**SUPPLIED MATERIAL**:
######

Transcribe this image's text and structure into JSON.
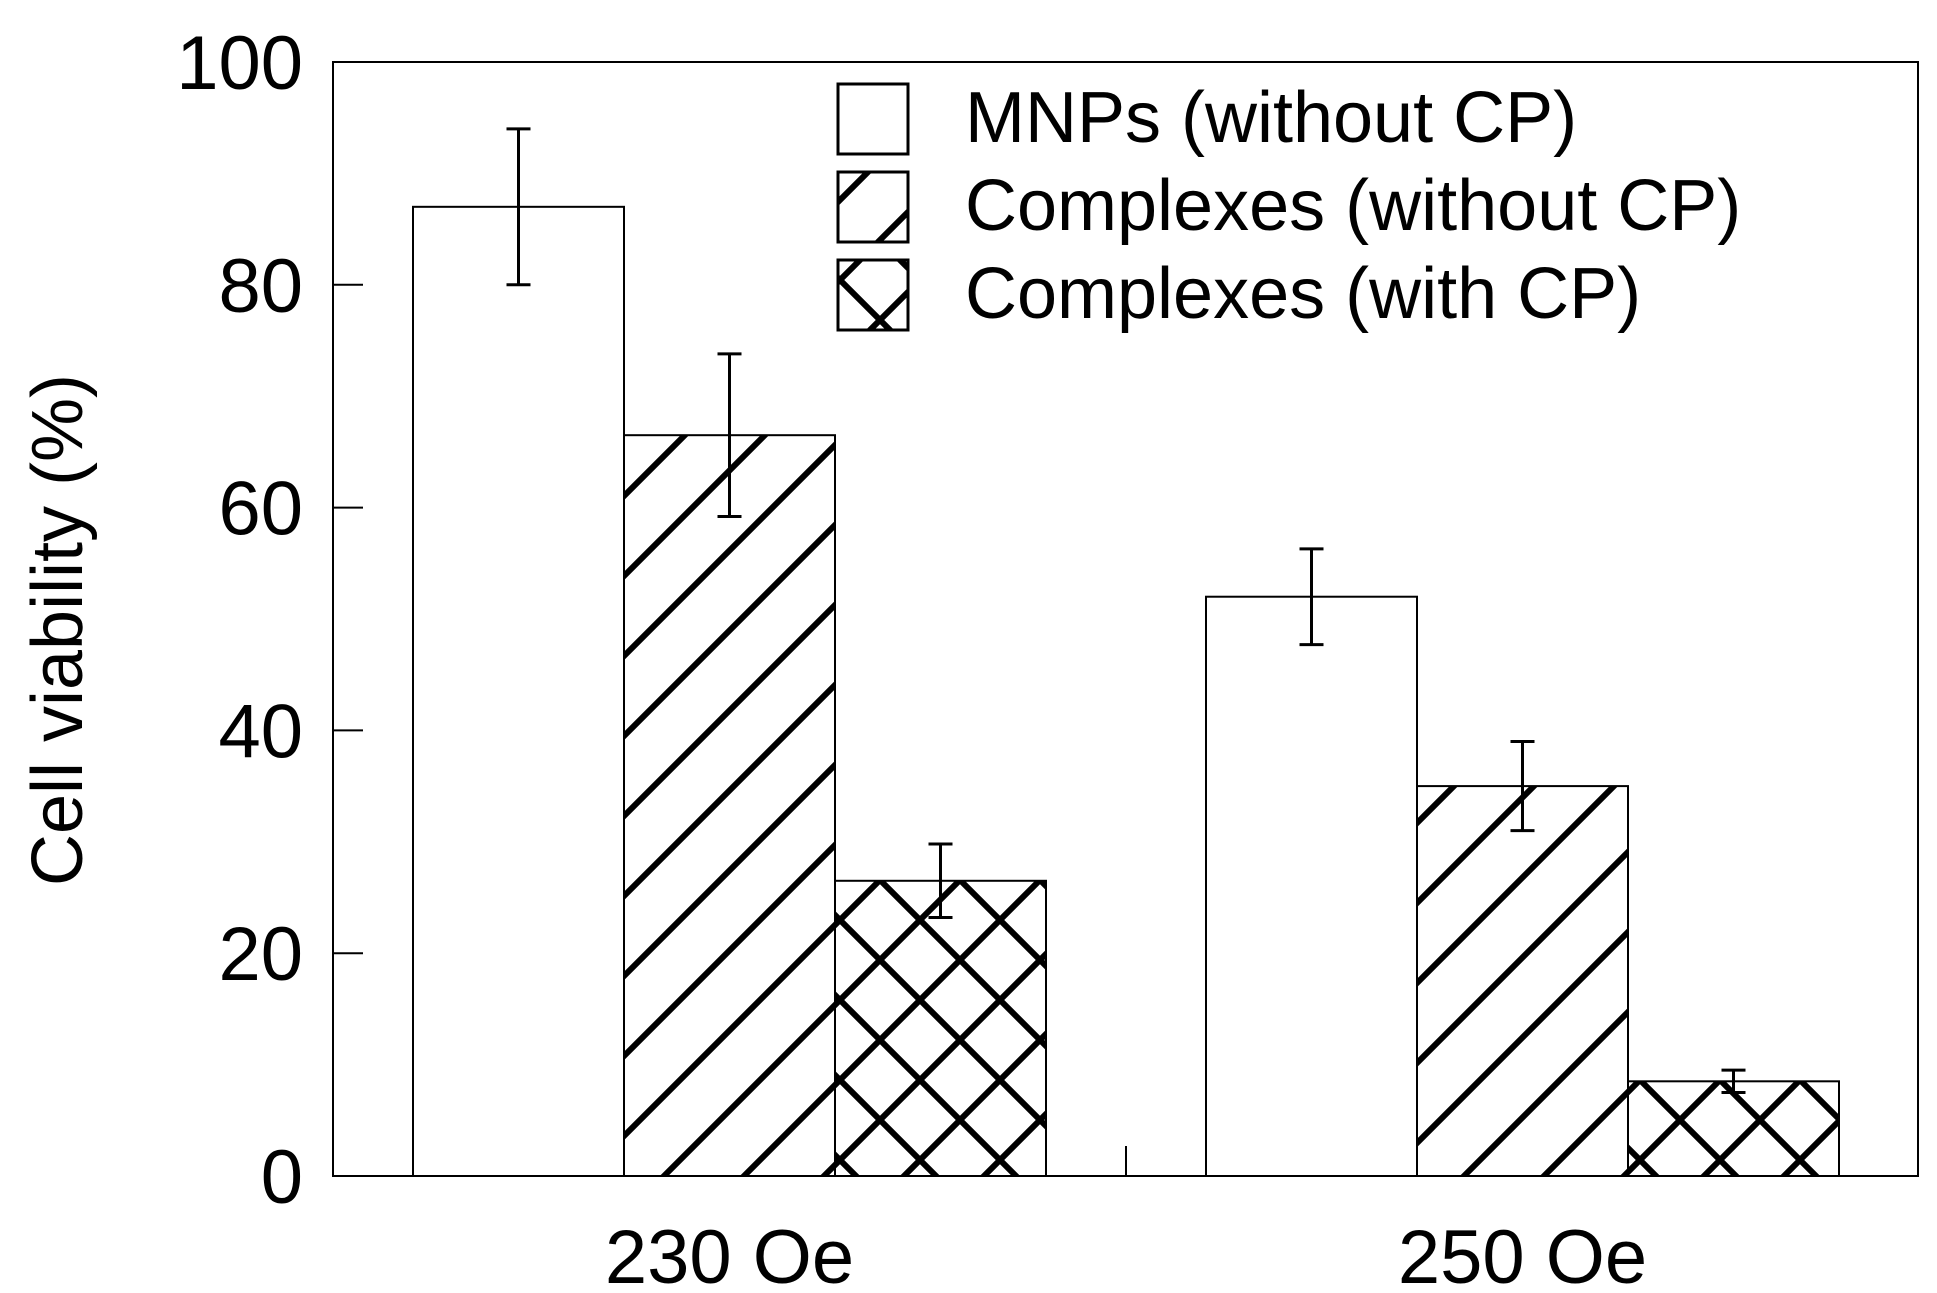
{
  "chart_data": {
    "type": "bar",
    "title": "",
    "xlabel": "",
    "ylabel": "Cell viability (%)",
    "ylim": [
      0,
      100
    ],
    "yticks": [
      0,
      20,
      40,
      60,
      80,
      100
    ],
    "categories": [
      "230 Oe",
      "250 Oe"
    ],
    "series": [
      {
        "name": "MNPs (without CP)",
        "pattern": "none",
        "values": [
          87,
          52
        ],
        "errors": [
          7,
          4.3
        ]
      },
      {
        "name": "Complexes (without CP)",
        "pattern": "diagonal",
        "values": [
          66.5,
          35
        ],
        "errors": [
          7.3,
          4
        ]
      },
      {
        "name": "Complexes (with CP)",
        "pattern": "crosshatch",
        "values": [
          26.5,
          8.5
        ],
        "errors": [
          3.3,
          1
        ]
      }
    ],
    "legend_position": "top-right",
    "grid": false,
    "colors": {
      "bar_fill": "#ffffff",
      "stroke": "#000000"
    }
  }
}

######

**WORK TO DO**: Leave the images out and output the remaining material exactly as it stands.

**REPLY**:
Transcribe this image's text and structure into JSON.
{
  "chart_data": {
    "type": "bar",
    "title": "",
    "xlabel": "",
    "ylabel": "Cell viability (%)",
    "ylim": [
      0,
      100
    ],
    "yticks": [
      0,
      20,
      40,
      60,
      80,
      100
    ],
    "categories": [
      "230 Oe",
      "250 Oe"
    ],
    "series": [
      {
        "name": "MNPs (without CP)",
        "pattern": "none",
        "values": [
          87,
          52
        ],
        "errors": [
          7,
          4.3
        ]
      },
      {
        "name": "Complexes (without CP)",
        "pattern": "diagonal",
        "values": [
          66.5,
          35
        ],
        "errors": [
          7.3,
          4
        ]
      },
      {
        "name": "Complexes (with CP)",
        "pattern": "crosshatch",
        "values": [
          26.5,
          8.5
        ],
        "errors": [
          3.3,
          1
        ]
      }
    ],
    "legend_position": "top-right",
    "grid": false,
    "colors": {
      "bar_fill": "#ffffff",
      "stroke": "#000000"
    }
  }
}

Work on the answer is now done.